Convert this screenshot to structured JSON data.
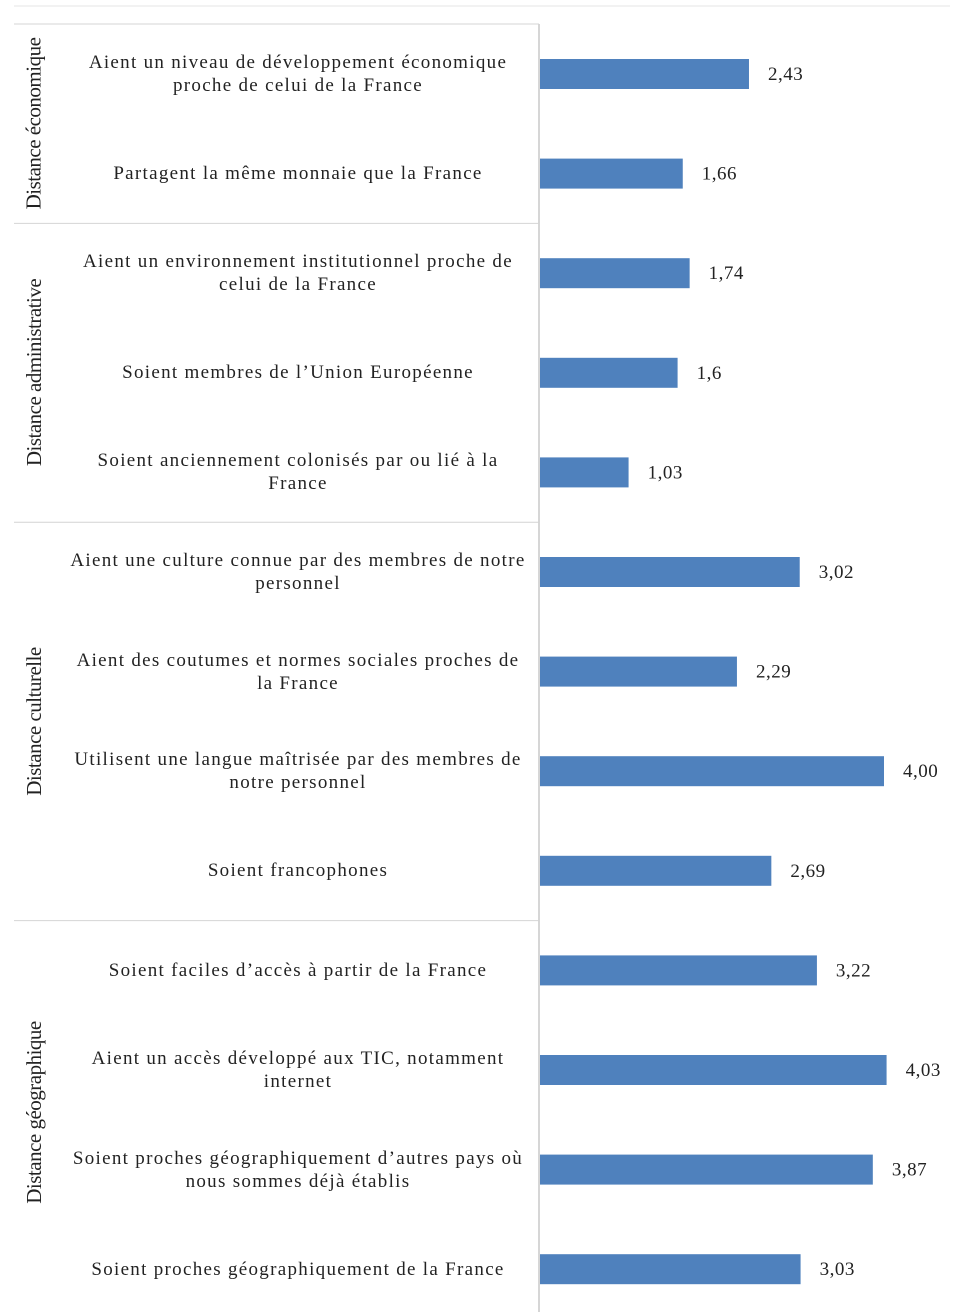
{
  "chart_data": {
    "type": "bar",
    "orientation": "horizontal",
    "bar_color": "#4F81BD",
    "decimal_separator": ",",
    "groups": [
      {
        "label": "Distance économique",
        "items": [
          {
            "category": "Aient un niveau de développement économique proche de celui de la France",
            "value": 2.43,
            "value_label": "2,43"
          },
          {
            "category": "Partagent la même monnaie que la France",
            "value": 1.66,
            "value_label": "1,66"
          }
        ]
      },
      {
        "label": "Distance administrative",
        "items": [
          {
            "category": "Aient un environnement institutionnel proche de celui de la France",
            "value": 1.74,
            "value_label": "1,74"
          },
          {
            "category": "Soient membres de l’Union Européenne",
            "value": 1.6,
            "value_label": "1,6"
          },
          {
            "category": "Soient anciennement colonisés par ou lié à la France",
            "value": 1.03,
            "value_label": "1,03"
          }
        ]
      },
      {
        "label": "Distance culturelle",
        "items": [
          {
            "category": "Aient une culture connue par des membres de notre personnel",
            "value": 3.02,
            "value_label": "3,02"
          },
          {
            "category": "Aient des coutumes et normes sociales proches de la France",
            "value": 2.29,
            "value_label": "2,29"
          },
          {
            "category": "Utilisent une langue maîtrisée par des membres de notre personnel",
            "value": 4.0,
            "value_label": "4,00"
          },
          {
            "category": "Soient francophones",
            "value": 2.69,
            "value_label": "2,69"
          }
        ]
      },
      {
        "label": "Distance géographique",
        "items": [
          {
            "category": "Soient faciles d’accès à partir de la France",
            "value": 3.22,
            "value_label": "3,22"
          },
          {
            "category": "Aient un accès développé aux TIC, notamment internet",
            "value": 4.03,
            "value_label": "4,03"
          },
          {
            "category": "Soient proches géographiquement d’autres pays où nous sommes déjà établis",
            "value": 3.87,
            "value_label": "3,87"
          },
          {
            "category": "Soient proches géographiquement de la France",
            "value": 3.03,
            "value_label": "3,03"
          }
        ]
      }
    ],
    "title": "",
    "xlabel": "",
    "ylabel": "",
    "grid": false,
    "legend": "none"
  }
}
● ● ● ● ●
AIM: Report all lines of the material that contain the word "membres".

FINAL ANSWER:
            "category": "Soient membres de l’Union Européenne",
            "category": "Aient une culture connue par des membres de notre personnel",
            "category": "Utilisent une langue maîtrisée par des membres de notre personnel",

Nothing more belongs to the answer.